Element and region listings
————————

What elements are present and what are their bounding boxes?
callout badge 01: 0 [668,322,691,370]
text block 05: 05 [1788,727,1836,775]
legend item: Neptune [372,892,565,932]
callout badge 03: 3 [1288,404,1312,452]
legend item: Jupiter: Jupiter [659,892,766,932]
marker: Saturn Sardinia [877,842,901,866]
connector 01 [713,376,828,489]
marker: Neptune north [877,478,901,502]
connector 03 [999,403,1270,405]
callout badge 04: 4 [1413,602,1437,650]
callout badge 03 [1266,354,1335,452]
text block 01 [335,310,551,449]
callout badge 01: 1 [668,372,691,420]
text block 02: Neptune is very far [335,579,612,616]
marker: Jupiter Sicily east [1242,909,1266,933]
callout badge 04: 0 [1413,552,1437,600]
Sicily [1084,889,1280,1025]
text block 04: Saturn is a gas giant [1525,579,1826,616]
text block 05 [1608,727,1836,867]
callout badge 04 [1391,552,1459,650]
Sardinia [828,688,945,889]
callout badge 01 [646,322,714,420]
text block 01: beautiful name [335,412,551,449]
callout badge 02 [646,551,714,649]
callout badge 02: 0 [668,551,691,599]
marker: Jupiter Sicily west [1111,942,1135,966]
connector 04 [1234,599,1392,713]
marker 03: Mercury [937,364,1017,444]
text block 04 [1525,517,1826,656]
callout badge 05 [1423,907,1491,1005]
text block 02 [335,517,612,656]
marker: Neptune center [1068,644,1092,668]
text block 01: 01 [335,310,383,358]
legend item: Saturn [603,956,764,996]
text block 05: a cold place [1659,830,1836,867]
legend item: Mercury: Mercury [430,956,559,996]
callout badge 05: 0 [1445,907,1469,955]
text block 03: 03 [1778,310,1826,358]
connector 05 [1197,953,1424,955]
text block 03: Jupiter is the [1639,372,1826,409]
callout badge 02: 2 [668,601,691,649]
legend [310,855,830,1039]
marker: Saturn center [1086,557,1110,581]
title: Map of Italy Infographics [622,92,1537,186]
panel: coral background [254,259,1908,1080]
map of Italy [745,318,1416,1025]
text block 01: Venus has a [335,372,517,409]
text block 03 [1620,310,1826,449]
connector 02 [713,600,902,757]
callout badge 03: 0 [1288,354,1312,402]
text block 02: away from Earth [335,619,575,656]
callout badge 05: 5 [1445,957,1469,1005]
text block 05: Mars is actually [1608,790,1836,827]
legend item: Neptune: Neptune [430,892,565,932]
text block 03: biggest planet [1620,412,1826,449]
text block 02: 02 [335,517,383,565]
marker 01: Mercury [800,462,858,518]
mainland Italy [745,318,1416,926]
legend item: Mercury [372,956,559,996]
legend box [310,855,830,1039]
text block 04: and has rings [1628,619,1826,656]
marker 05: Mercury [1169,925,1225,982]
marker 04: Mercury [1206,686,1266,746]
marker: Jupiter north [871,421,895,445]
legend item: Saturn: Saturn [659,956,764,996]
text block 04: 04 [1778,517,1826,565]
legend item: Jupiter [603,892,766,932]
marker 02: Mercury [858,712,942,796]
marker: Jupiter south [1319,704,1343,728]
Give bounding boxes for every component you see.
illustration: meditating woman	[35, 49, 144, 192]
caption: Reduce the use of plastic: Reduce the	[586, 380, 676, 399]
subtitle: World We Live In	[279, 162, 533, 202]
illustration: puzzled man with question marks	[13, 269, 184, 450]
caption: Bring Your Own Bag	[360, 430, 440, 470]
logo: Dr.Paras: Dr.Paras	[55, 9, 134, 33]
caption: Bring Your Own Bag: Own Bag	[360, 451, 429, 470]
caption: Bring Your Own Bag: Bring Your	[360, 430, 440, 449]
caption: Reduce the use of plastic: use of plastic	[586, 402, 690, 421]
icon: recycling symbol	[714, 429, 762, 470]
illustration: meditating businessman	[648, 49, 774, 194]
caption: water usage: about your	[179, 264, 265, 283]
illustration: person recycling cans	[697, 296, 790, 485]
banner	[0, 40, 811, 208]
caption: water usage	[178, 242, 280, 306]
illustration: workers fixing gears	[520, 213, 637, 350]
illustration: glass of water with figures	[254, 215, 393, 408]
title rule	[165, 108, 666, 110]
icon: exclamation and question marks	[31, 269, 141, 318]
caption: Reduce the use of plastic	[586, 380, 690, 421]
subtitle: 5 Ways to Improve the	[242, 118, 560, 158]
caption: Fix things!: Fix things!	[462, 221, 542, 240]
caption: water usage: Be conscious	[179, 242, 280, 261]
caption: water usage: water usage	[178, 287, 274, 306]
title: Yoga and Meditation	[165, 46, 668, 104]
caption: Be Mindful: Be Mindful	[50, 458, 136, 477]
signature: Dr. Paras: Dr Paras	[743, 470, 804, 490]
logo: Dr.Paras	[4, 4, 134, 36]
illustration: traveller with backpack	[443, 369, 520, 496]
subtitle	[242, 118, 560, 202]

————————

Requirements: Repeat these lines exactly.

Problem solution:
What elements are present and what are their bounding boxes?
callout badge 01: 0 [668,322,691,370]
text block 05: 05 [1788,727,1836,775]
legend item: Neptune [372,892,565,932]
callout badge 03: 3 [1288,404,1312,452]
legend item: Jupiter: Jupiter [659,892,766,932]
marker: Saturn Sardinia [877,842,901,866]
connector 01 [713,376,828,489]
marker: Neptune north [877,478,901,502]
connector 03 [999,403,1270,405]
callout badge 04: 4 [1413,602,1437,650]
callout badge 03 [1266,354,1335,452]
text block 01 [335,310,551,449]
callout badge 01: 1 [668,372,691,420]
text block 02: Neptune is very far [335,579,612,616]
marker: Jupiter Sicily east [1242,909,1266,933]
callout badge 04: 0 [1413,552,1437,600]
Sicily [1084,889,1280,1025]
text block 04: Saturn is a gas giant [1525,579,1826,616]
text block 05 [1608,727,1836,867]
callout badge 04 [1391,552,1459,650]
Sardinia [828,688,945,889]
callout badge 01 [646,322,714,420]
text block 01: beautiful name [335,412,551,449]
callout badge 02 [646,551,714,649]
callout badge 02: 0 [668,551,691,599]
marker: Jupiter Sicily west [1111,942,1135,966]
connector 04 [1234,599,1392,713]
marker 03: Mercury [937,364,1017,444]
text block 04 [1525,517,1826,656]
callout badge 05 [1423,907,1491,1005]
text block 02 [335,517,612,656]
marker: Neptune center [1068,644,1092,668]
text block 01: 01 [335,310,383,358]
legend item: Saturn [603,956,764,996]
text block 05: a cold place [1659,830,1836,867]
legend item: Mercury: Mercury [430,956,559,996]
callout badge 05: 0 [1445,907,1469,955]
text block 03: 03 [1778,310,1826,358]
connector 05 [1197,953,1424,955]
text block 03: Jupiter is the [1639,372,1826,409]
callout badge 02: 2 [668,601,691,649]
legend [310,855,830,1039]
marker: Saturn center [1086,557,1110,581]
title: Map of Italy Infographics [622,92,1537,186]
panel: coral background [254,259,1908,1080]
map of Italy [745,318,1416,1025]
text block 01: Venus has a [335,372,517,409]
text block 03 [1620,310,1826,449]
connector 02 [713,600,902,757]
callout badge 03: 0 [1288,354,1312,402]
text block 02: away from Earth [335,619,575,656]
callout badge 05: 5 [1445,957,1469,1005]
text block 05: Mars is actually [1608,790,1836,827]
legend item: Neptune: Neptune [430,892,565,932]
text block 03: biggest planet [1620,412,1826,449]
text block 02: 02 [335,517,383,565]
marker 01: Mercury [800,462,858,518]
mainland Italy [745,318,1416,926]
legend item: Mercury [372,956,559,996]
legend box [310,855,830,1039]
text block 04: and has rings [1628,619,1826,656]
marker 05: Mercury [1169,925,1225,982]
marker 04: Mercury [1206,686,1266,746]
marker: Jupiter north [871,421,895,445]
legend item: Saturn: Saturn [659,956,764,996]
text block 04: 04 [1778,517,1826,565]
legend item: Jupiter [603,892,766,932]
marker 02: Mercury [858,712,942,796]
marker: Jupiter south [1319,704,1343,728]
Give bounding boxes for every component you see.
illustration: meditating woman	[35, 49, 144, 192]
caption: Reduce the use of plastic: Reduce the	[586, 380, 676, 399]
subtitle: World We Live In	[279, 162, 533, 202]
illustration: puzzled man with question marks	[13, 269, 184, 450]
caption: Bring Your Own Bag	[360, 430, 440, 470]
logo: Dr.Paras: Dr.Paras	[55, 9, 134, 33]
caption: Bring Your Own Bag: Own Bag	[360, 451, 429, 470]
caption: Bring Your Own Bag: Bring Your	[360, 430, 440, 449]
caption: Reduce the use of plastic: use of plastic	[586, 402, 690, 421]
icon: recycling symbol	[714, 429, 762, 470]
illustration: meditating businessman	[648, 49, 774, 194]
caption: water usage: about your	[179, 264, 265, 283]
illustration: person recycling cans	[697, 296, 790, 485]
banner	[0, 40, 811, 208]
caption: water usage	[178, 242, 280, 306]
illustration: workers fixing gears	[520, 213, 637, 350]
illustration: glass of water with figures	[254, 215, 393, 408]
title rule	[165, 108, 666, 110]
icon: exclamation and question marks	[31, 269, 141, 318]
caption: Reduce the use of plastic	[586, 380, 690, 421]
subtitle: 5 Ways to Improve the	[242, 118, 560, 158]
caption: Fix things!: Fix things!	[462, 221, 542, 240]
caption: water usage: Be conscious	[179, 242, 280, 261]
caption: water usage: water usage	[178, 287, 274, 306]
title: Yoga and Meditation	[165, 46, 668, 104]
caption: Be Mindful: Be Mindful	[50, 458, 136, 477]
signature: Dr. Paras: Dr Paras	[743, 470, 804, 490]
logo: Dr.Paras	[4, 4, 134, 36]
illustration: traveller with backpack	[443, 369, 520, 496]
subtitle	[242, 118, 560, 202]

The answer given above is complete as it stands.